» What is needed
Below is a block of records; repeat each one exactly.

[Dataset excerpts]

** Start **

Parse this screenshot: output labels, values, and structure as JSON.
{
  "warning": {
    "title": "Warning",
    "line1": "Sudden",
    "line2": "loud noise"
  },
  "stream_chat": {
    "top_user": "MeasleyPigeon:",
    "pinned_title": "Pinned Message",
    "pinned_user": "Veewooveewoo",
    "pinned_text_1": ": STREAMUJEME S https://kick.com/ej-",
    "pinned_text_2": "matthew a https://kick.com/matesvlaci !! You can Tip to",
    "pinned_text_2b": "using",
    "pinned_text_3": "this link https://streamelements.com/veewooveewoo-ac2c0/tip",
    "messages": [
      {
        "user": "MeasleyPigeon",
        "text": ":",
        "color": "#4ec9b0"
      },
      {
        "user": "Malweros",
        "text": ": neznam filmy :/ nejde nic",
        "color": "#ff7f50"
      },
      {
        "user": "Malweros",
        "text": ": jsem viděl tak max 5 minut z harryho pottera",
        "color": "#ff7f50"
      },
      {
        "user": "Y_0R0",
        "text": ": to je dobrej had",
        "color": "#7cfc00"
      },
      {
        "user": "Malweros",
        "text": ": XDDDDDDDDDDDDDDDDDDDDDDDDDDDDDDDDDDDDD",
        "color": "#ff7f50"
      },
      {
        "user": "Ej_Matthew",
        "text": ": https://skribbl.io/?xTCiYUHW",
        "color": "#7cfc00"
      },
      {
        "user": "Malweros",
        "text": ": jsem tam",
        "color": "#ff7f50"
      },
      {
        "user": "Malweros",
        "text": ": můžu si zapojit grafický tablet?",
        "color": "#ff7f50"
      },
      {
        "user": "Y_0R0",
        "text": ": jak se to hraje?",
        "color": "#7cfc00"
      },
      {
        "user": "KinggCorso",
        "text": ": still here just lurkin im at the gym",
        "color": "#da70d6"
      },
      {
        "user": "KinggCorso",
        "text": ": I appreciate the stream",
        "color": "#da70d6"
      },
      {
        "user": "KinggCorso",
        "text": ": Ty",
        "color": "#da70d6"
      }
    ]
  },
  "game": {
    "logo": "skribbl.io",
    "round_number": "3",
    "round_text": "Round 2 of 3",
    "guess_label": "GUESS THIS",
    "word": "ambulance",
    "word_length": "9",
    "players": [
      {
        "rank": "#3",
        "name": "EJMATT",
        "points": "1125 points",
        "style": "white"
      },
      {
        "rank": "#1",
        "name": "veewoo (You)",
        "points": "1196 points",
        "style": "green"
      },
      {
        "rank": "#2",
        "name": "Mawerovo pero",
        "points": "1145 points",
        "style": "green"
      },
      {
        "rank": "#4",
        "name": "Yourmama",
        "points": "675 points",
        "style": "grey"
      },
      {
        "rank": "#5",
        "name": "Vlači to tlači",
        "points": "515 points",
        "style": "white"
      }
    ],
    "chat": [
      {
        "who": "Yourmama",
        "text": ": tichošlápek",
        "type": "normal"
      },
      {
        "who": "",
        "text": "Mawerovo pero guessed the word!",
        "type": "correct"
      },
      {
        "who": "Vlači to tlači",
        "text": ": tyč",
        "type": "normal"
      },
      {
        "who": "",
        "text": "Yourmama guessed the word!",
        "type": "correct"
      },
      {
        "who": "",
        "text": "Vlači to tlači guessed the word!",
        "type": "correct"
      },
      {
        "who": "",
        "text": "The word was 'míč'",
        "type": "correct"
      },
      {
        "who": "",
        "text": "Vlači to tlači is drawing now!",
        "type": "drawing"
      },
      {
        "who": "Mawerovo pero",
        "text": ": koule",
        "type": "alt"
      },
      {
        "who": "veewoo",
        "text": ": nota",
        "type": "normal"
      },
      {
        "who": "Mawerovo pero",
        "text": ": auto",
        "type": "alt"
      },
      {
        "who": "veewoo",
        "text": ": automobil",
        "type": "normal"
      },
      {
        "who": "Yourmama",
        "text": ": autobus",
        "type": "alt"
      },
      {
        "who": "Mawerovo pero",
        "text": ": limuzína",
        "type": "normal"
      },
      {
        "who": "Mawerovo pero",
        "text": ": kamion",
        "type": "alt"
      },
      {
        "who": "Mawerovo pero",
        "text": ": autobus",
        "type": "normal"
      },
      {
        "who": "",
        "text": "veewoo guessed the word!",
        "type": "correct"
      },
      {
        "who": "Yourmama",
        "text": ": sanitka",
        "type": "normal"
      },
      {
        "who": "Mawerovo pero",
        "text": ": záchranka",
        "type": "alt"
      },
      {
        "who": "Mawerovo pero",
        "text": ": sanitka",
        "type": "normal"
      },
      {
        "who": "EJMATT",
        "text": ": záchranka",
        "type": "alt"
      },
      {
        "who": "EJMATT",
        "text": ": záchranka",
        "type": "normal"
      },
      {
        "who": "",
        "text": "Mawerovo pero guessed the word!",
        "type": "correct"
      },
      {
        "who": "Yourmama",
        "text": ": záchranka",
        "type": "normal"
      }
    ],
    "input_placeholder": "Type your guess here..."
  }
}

** End **

» Solution to this exercise
Parse this screenshot: output labels, values, and structure as JSON.
{
  "warning": {
    "title": "Warning",
    "line1": "Sudden",
    "line2": "loud noise"
  },
  "stream_chat": {
    "top_user": "MeasleyPigeon:",
    "pinned_title": "Pinned Message",
    "pinned_user": "Veewooveewoo",
    "pinned_text_1": ": STREAMUJEME S https://kick.com/ej-",
    "pinned_text_2": "matthew a https://kick.com/matesvlaci !! You can Tip to",
    "pinned_text_2b": "using",
    "pinned_text_3": "this link https://streamelements.com/veewooveewoo-ac2c0/tip",
    "messages": [
      {
        "user": "MeasleyPigeon",
        "text": ":",
        "color": "#4ec9b0"
      },
      {
        "user": "Malweros",
        "text": ": neznam filmy :/ nejde nic",
        "color": "#ff7f50"
      },
      {
        "user": "Malweros",
        "text": ": jsem viděl tak max 5 minut z harryho pottera",
        "color": "#ff7f50"
      },
      {
        "user": "Y_0R0",
        "text": ": to je dobrej had",
        "color": "#7cfc00"
      },
      {
        "user": "Malweros",
        "text": ": XDDDDDDDDDDDDDDDDDDDDDDDDDDDDDDDDDDDDD",
        "color": "#ff7f50"
      },
      {
        "user": "Ej_Matthew",
        "text": ": https://skribbl.io/?xTCiYUHW",
        "color": "#7cfc00"
      },
      {
        "user": "Malweros",
        "text": ": jsem tam",
        "color": "#ff7f50"
      },
      {
        "user": "Malweros",
        "text": ": můžu si zapojit grafický tablet?",
        "color": "#ff7f50"
      },
      {
        "user": "Y_0R0",
        "text": ": jak se to hraje?",
        "color": "#7cfc00"
      },
      {
        "user": "KinggCorso",
        "text": ": still here just lurkin im at the gym",
        "color": "#da70d6"
      },
      {
        "user": "KinggCorso",
        "text": ": I appreciate the stream",
        "color": "#da70d6"
      },
      {
        "user": "KinggCorso",
        "text": ": Ty",
        "color": "#da70d6"
      }
    ]
  },
  "game": {
    "logo": "skribbl.io",
    "round_number": "3",
    "round_text": "Round 2 of 3",
    "guess_label": "GUESS THIS",
    "word": "ambulance",
    "word_length": "9",
    "players": [
      {
        "rank": "#3",
        "name": "EJMATT",
        "points": "1125 points",
        "style": "white"
      },
      {
        "rank": "#1",
        "name": "veewoo (You)",
        "points": "1196 points",
        "style": "green"
      },
      {
        "rank": "#2",
        "name": "Mawerovo pero",
        "points": "1145 points",
        "style": "green"
      },
      {
        "rank": "#4",
        "name": "Yourmama",
        "points": "675 points",
        "style": "grey"
      },
      {
        "rank": "#5",
        "name": "Vlači to tlači",
        "points": "515 points",
        "style": "white"
      }
    ],
    "chat": [
      {
        "who": "Yourmama",
        "text": ": tichošlápek",
        "type": "normal"
      },
      {
        "who": "",
        "text": "Mawerovo pero guessed the word!",
        "type": "correct"
      },
      {
        "who": "Vlači to tlači",
        "text": ": tyč",
        "type": "normal"
      },
      {
        "who": "",
        "text": "Yourmama guessed the word!",
        "type": "correct"
      },
      {
        "who": "",
        "text": "Vlači to tlači guessed the word!",
        "type": "correct"
      },
      {
        "who": "",
        "text": "The word was 'míč'",
        "type": "correct"
      },
      {
        "who": "",
        "text": "Vlači to tlači is drawing now!",
        "type": "drawing"
      },
      {
        "who": "Mawerovo pero",
        "text": ": koule",
        "type": "alt"
      },
      {
        "who": "veewoo",
        "text": ": nota",
        "type": "normal"
      },
      {
        "who": "Mawerovo pero",
        "text": ": auto",
        "type": "alt"
      },
      {
        "who": "veewoo",
        "text": ": automobil",
        "type": "normal"
      },
      {
        "who": "Yourmama",
        "text": ": autobus",
        "type": "alt"
      },
      {
        "who": "Mawerovo pero",
        "text": ": limuzína",
        "type": "normal"
      },
      {
        "who": "Mawerovo pero",
        "text": ": kamion",
        "type": "alt"
      },
      {
        "who": "Mawerovo pero",
        "text": ": autobus",
        "type": "normal"
      },
      {
        "who": "",
        "text": "veewoo guessed the word!",
        "type": "correct"
      },
      {
        "who": "Yourmama",
        "text": ": sanitka",
        "type": "normal"
      },
      {
        "who": "Mawerovo pero",
        "text": ": záchranka",
        "type": "alt"
      },
      {
        "who": "Mawerovo pero",
        "text": ": sanitka",
        "type": "normal"
      },
      {
        "who": "EJMATT",
        "text": ": záchranka",
        "type": "alt"
      },
      {
        "who": "EJMATT",
        "text": ": záchranka",
        "type": "normal"
      },
      {
        "who": "",
        "text": "Mawerovo pero guessed the word!",
        "type": "correct"
      },
      {
        "who": "Yourmama",
        "text": ": záchranka",
        "type": "normal"
      }
    ],
    "input_placeholder": "Type your guess here..."
  }
}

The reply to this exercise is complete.